**Listed records**:
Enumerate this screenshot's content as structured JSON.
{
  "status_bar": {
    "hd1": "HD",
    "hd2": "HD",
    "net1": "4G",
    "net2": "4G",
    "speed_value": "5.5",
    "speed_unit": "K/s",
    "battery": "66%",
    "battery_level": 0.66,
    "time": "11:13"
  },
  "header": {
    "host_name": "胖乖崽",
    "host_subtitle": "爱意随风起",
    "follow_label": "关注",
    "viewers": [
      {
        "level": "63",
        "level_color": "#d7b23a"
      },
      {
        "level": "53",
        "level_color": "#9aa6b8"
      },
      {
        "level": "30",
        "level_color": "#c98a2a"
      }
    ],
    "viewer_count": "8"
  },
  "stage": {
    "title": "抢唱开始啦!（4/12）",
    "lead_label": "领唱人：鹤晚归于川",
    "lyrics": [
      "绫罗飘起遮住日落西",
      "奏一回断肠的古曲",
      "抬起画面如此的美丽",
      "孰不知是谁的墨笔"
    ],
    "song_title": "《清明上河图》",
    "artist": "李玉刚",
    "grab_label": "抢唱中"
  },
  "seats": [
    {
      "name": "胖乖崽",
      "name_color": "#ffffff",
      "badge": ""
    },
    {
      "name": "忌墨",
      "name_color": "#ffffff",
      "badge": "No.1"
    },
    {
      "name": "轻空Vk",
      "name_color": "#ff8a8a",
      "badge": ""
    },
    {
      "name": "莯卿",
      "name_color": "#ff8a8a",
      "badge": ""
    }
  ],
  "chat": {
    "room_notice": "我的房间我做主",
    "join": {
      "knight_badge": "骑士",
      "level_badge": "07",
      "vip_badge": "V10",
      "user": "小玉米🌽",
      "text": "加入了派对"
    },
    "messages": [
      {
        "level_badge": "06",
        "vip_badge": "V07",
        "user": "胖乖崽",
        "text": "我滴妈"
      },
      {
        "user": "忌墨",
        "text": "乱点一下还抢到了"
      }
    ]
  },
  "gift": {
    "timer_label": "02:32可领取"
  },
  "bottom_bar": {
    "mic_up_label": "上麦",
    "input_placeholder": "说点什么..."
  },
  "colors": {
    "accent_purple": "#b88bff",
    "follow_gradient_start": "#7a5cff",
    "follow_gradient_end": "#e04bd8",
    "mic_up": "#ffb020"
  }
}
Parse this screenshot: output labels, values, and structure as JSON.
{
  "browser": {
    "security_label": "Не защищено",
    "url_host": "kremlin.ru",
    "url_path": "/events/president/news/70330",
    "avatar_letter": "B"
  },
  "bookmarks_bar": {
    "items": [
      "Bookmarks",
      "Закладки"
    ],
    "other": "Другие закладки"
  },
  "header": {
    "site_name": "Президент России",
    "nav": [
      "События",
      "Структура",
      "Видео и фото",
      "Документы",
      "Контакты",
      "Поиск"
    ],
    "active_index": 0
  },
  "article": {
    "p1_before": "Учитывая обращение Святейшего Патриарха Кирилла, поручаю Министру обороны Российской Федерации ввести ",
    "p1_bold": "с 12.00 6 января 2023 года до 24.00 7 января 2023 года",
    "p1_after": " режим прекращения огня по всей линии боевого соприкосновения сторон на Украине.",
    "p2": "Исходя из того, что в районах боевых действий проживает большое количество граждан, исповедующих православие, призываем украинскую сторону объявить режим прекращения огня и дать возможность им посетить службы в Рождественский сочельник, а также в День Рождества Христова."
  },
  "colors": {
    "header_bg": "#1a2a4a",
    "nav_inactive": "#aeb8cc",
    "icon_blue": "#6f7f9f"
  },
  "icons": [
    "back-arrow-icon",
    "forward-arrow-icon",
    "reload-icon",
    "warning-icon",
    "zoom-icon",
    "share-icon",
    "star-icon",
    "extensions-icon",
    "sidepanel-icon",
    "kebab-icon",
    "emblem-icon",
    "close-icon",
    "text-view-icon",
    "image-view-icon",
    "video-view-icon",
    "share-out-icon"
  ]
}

**Given request**: Give back the whole listing exactly as it reads.

**Reply**:
Enumerate this screenshot's content as structured JSON.
{
  "status_bar": {
    "hd1": "HD",
    "hd2": "HD",
    "net1": "4G",
    "net2": "4G",
    "speed_value": "5.5",
    "speed_unit": "K/s",
    "battery": "66%",
    "battery_level": 0.66,
    "time": "11:13"
  },
  "header": {
    "host_name": "胖乖崽",
    "host_subtitle": "爱意随风起",
    "follow_label": "关注",
    "viewers": [
      {
        "level": "63",
        "level_color": "#d7b23a"
      },
      {
        "level": "53",
        "level_color": "#9aa6b8"
      },
      {
        "level": "30",
        "level_color": "#c98a2a"
      }
    ],
    "viewer_count": "8"
  },
  "stage": {
    "title": "抢唱开始啦!（4/12）",
    "lead_label": "领唱人：鹤晚归于川",
    "lyrics": [
      "绫罗飘起遮住日落西",
      "奏一回断肠的古曲",
      "抬起画面如此的美丽",
      "孰不知是谁的墨笔"
    ],
    "song_title": "《清明上河图》",
    "artist": "李玉刚",
    "grab_label": "抢唱中"
  },
  "seats": [
    {
      "name": "胖乖崽",
      "name_color": "#ffffff",
      "badge": ""
    },
    {
      "name": "忌墨",
      "name_color": "#ffffff",
      "badge": "No.1"
    },
    {
      "name": "轻空Vk",
      "name_color": "#ff8a8a",
      "badge": ""
    },
    {
      "name": "莯卿",
      "name_color": "#ff8a8a",
      "badge": ""
    }
  ],
  "chat": {
    "room_notice": "我的房间我做主",
    "join": {
      "knight_badge": "骑士",
      "level_badge": "07",
      "vip_badge": "V10",
      "user": "小玉米🌽",
      "text": "加入了派对"
    },
    "messages": [
      {
        "level_badge": "06",
        "vip_badge": "V07",
        "user": "胖乖崽",
        "text": "我滴妈"
      },
      {
        "user": "忌墨",
        "text": "乱点一下还抢到了"
      }
    ]
  },
  "gift": {
    "timer_label": "02:32可领取"
  },
  "bottom_bar": {
    "mic_up_label": "上麦",
    "input_placeholder": "说点什么..."
  },
  "colors": {
    "accent_purple": "#b88bff",
    "follow_gradient_start": "#7a5cff",
    "follow_gradient_end": "#e04bd8",
    "mic_up": "#ffb020"
  }
}
Parse this screenshot: output labels, values, and structure as JSON.
{
  "browser": {
    "security_label": "Не защищено",
    "url_host": "kremlin.ru",
    "url_path": "/events/president/news/70330",
    "avatar_letter": "B"
  },
  "bookmarks_bar": {
    "items": [
      "Bookmarks",
      "Закладки"
    ],
    "other": "Другие закладки"
  },
  "header": {
    "site_name": "Президент России",
    "nav": [
      "События",
      "Структура",
      "Видео и фото",
      "Документы",
      "Контакты",
      "Поиск"
    ],
    "active_index": 0
  },
  "article": {
    "p1_before": "Учитывая обращение Святейшего Патриарха Кирилла, поручаю Министру обороны Российской Федерации ввести ",
    "p1_bold": "с 12.00 6 января 2023 года до 24.00 7 января 2023 года",
    "p1_after": " режим прекращения огня по всей линии боевого соприкосновения сторон на Украине.",
    "p2": "Исходя из того, что в районах боевых действий проживает большое количество граждан, исповедующих православие, призываем украинскую сторону объявить режим прекращения огня и дать возможность им посетить службы в Рождественский сочельник, а также в День Рождества Христова."
  },
  "colors": {
    "header_bg": "#1a2a4a",
    "nav_inactive": "#aeb8cc",
    "icon_blue": "#6f7f9f"
  },
  "icons": [
    "back-arrow-icon",
    "forward-arrow-icon",
    "reload-icon",
    "warning-icon",
    "zoom-icon",
    "share-icon",
    "star-icon",
    "extensions-icon",
    "sidepanel-icon",
    "kebab-icon",
    "emblem-icon",
    "close-icon",
    "text-view-icon",
    "image-view-icon",
    "video-view-icon",
    "share-out-icon"
  ]
}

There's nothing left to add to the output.